**WRITTEN EXERCISE:** Copy each line below that contains "Starts".

-------- TASK INPUT

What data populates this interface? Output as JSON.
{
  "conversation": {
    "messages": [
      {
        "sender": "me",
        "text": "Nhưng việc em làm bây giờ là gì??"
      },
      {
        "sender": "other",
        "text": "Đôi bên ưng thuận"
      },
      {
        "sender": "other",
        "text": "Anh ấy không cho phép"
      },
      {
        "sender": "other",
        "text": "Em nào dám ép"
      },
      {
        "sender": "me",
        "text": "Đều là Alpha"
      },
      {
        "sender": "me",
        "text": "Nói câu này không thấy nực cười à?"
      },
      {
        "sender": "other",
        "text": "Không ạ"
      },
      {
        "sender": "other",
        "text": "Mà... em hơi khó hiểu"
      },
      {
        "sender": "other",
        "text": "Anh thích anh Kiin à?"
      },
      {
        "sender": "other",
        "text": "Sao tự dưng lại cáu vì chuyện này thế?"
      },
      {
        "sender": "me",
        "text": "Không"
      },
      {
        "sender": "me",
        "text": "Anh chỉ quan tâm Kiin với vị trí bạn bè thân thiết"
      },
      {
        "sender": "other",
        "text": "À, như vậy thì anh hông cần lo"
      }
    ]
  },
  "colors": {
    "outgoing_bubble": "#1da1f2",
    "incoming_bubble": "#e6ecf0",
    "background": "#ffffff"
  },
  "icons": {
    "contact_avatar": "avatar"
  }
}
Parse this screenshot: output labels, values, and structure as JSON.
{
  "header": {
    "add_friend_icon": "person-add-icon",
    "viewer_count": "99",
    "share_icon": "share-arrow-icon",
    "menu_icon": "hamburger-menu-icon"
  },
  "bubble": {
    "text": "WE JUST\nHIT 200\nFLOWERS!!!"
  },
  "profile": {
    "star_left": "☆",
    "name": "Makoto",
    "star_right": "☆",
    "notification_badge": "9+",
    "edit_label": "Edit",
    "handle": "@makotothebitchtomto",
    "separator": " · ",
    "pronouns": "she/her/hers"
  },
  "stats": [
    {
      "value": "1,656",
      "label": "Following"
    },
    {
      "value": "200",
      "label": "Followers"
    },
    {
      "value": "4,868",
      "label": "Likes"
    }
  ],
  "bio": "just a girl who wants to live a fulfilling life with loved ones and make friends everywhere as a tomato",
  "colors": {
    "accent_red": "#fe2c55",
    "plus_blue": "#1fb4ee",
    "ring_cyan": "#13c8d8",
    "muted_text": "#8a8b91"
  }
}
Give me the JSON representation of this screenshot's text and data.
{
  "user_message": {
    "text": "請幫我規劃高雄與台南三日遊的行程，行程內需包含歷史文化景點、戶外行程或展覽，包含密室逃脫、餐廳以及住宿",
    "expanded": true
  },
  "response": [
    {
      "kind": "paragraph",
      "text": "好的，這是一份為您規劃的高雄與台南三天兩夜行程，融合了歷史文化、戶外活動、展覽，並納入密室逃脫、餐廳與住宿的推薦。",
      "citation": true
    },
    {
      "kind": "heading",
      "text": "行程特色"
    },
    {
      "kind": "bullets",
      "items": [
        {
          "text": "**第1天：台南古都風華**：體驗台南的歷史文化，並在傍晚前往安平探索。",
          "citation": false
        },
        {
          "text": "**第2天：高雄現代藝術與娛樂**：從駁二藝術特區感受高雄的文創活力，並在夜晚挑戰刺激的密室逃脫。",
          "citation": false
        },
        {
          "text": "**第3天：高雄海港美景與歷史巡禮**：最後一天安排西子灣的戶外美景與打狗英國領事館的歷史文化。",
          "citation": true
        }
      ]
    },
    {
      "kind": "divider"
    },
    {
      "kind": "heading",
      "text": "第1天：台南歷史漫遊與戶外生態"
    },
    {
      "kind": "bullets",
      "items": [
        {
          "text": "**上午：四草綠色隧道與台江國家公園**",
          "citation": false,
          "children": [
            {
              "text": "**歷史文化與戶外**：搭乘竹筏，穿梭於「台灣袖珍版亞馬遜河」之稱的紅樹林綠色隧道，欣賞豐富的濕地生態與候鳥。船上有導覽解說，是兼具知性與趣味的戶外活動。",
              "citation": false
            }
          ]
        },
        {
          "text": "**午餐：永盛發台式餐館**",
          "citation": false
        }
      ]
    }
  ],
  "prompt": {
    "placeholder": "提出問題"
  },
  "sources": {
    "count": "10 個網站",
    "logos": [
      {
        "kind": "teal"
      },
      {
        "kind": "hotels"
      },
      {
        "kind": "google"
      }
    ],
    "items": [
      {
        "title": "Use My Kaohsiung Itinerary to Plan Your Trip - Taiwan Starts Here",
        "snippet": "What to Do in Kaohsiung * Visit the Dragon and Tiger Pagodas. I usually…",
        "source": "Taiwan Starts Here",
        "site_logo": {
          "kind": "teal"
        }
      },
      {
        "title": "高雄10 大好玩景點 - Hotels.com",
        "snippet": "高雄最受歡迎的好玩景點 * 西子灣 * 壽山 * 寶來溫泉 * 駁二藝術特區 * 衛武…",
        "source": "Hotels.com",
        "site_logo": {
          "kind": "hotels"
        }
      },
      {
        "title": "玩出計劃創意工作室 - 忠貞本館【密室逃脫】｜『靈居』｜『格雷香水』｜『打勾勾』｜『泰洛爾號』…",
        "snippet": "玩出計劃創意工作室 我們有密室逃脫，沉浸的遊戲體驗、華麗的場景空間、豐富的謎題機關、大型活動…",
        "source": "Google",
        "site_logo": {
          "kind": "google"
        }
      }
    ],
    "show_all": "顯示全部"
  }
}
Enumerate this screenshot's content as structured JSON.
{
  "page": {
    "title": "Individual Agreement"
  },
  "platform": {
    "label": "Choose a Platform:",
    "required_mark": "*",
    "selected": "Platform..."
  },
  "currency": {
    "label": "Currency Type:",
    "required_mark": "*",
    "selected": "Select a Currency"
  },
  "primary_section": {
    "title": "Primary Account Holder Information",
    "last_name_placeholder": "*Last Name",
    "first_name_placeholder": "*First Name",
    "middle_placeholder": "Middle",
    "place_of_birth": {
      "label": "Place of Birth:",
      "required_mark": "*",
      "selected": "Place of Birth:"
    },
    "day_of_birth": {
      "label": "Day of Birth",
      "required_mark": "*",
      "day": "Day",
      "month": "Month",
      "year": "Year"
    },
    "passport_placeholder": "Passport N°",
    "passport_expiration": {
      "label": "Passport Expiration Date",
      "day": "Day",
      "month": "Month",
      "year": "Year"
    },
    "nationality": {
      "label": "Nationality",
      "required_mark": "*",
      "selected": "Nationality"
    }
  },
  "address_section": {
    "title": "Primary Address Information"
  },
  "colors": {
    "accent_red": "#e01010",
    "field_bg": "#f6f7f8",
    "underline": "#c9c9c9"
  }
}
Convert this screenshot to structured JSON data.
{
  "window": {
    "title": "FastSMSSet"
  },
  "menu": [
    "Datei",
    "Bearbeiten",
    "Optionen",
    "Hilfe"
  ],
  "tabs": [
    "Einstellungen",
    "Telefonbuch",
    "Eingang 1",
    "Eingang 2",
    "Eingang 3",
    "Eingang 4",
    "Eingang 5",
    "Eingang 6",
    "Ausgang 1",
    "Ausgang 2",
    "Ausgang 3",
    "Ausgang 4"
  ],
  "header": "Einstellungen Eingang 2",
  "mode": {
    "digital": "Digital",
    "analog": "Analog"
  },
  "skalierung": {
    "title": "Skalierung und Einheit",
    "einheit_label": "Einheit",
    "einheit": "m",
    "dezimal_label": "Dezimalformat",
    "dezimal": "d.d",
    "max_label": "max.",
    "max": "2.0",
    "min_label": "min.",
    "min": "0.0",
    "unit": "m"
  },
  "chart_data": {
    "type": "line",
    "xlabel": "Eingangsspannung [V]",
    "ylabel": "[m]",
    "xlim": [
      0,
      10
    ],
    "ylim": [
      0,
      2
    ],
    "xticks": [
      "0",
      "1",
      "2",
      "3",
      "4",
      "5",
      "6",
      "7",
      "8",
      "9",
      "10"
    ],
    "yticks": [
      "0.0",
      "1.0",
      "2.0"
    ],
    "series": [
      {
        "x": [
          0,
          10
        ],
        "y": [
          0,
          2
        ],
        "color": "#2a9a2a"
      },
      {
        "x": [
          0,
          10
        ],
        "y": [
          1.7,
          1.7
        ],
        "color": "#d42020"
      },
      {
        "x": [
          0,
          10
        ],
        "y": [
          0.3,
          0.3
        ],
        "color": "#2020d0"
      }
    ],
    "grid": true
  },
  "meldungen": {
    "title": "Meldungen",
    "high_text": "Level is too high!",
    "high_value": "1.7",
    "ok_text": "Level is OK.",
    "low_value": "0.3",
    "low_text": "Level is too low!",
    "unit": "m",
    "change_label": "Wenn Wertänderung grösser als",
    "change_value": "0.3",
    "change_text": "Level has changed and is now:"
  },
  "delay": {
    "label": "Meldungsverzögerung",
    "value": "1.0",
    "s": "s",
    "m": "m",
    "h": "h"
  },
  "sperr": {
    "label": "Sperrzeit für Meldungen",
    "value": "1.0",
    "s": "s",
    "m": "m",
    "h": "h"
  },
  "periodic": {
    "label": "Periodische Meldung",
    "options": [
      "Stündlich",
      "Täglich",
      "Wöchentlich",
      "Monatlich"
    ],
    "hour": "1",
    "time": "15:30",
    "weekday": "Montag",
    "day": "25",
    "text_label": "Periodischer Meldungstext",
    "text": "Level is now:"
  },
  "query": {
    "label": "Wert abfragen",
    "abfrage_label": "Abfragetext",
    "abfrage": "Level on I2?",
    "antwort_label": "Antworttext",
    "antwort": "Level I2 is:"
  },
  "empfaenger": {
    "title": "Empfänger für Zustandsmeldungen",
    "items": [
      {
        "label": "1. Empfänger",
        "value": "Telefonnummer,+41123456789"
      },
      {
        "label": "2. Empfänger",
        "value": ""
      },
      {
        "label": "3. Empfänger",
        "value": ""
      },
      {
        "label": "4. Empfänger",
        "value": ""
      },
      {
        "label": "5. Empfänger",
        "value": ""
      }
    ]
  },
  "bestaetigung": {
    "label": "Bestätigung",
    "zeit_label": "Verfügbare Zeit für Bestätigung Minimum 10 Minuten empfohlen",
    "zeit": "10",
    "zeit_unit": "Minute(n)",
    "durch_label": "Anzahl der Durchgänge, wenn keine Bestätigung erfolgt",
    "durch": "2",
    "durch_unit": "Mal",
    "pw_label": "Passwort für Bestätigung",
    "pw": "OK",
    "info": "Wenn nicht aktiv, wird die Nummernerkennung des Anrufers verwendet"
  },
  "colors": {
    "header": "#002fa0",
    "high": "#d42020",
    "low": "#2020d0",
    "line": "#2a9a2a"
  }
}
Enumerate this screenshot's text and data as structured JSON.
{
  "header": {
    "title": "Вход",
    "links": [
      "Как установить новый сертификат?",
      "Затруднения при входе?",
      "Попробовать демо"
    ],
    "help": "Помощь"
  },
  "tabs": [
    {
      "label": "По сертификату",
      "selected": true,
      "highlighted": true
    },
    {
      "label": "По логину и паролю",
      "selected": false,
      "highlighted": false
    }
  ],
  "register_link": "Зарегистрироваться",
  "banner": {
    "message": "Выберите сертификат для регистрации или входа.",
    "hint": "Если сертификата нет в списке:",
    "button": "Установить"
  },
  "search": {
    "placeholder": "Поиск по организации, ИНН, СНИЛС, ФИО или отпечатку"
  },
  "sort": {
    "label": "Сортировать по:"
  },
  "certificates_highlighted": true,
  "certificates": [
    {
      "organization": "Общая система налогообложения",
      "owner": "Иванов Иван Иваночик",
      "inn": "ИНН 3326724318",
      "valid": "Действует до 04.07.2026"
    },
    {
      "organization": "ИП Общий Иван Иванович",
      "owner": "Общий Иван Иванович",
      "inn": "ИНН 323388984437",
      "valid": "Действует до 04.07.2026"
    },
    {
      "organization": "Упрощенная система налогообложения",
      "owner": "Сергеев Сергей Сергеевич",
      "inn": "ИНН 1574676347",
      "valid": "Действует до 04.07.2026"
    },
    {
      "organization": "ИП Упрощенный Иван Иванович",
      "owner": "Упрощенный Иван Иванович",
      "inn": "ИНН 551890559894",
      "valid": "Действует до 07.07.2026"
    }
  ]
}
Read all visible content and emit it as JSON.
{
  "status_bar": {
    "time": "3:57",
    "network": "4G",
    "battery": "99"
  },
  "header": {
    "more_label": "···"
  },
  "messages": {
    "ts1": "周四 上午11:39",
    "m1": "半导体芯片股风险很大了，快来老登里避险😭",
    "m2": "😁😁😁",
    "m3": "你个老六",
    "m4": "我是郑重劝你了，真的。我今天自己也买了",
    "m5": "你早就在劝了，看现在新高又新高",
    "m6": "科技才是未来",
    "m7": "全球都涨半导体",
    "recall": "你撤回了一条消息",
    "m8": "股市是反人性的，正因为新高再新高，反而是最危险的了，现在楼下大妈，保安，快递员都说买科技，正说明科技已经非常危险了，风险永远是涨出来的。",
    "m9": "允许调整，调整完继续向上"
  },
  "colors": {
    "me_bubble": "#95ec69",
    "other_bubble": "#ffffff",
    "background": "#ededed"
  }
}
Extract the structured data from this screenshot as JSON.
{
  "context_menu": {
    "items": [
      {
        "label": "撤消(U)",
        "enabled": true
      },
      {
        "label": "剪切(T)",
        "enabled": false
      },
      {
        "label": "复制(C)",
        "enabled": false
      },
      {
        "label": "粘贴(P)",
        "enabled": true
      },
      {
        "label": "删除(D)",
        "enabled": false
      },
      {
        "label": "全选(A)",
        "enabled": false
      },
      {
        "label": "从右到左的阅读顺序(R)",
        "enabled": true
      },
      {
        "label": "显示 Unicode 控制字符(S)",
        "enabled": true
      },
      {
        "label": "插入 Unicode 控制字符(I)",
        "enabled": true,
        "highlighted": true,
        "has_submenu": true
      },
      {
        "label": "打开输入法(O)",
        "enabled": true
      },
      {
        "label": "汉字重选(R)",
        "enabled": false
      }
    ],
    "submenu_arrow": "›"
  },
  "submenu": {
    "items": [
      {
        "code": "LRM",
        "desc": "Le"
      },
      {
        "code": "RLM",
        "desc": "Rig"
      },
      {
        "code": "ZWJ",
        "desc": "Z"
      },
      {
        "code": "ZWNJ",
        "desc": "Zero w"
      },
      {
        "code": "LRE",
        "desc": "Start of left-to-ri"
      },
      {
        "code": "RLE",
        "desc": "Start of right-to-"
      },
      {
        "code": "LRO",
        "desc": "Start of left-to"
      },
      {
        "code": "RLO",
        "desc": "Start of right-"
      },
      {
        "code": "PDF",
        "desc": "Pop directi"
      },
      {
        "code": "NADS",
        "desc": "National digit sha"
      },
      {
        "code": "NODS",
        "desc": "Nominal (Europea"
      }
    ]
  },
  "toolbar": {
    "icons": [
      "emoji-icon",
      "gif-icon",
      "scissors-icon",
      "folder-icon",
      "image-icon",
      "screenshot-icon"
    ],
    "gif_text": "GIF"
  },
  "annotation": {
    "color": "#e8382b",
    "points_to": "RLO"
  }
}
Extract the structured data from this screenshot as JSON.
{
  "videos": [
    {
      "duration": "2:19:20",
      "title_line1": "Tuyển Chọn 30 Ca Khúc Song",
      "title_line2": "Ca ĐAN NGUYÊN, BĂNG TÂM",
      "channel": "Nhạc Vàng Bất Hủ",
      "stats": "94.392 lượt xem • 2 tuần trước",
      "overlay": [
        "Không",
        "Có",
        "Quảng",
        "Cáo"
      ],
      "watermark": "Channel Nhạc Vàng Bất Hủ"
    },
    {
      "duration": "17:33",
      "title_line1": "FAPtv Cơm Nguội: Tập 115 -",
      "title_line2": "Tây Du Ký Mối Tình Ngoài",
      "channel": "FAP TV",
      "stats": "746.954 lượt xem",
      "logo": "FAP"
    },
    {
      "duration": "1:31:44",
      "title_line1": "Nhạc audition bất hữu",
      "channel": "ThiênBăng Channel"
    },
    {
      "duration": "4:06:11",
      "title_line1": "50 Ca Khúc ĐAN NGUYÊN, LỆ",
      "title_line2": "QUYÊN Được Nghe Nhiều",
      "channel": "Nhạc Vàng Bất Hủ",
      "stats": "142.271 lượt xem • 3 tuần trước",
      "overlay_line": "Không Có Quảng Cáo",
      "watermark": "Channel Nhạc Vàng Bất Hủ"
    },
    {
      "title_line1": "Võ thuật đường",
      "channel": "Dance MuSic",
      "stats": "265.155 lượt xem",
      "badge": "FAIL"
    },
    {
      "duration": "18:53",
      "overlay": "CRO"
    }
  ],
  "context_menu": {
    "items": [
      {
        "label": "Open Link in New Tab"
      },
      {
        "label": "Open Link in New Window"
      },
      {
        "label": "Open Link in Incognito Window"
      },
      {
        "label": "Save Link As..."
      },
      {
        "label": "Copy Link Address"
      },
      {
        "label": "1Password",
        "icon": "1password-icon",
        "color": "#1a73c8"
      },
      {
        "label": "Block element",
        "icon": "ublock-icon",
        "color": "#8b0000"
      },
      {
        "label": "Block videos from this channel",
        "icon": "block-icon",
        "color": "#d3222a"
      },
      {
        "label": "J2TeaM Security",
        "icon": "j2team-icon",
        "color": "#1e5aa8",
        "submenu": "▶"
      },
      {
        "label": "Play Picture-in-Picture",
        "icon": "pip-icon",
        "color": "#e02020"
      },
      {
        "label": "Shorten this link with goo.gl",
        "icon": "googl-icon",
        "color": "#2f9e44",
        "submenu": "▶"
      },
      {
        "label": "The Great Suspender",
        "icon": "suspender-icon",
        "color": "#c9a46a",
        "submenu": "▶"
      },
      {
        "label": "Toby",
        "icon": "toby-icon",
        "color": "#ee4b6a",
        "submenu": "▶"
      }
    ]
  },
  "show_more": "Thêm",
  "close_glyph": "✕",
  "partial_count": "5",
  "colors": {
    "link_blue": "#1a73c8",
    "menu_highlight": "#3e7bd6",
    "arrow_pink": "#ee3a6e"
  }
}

----------------

**EXERCISE ANSWER:**
        "title": "Use My Kaohsiung Itinerary to Plan Your Trip - Taiwan Starts Here",
        "source": "Taiwan Starts Here",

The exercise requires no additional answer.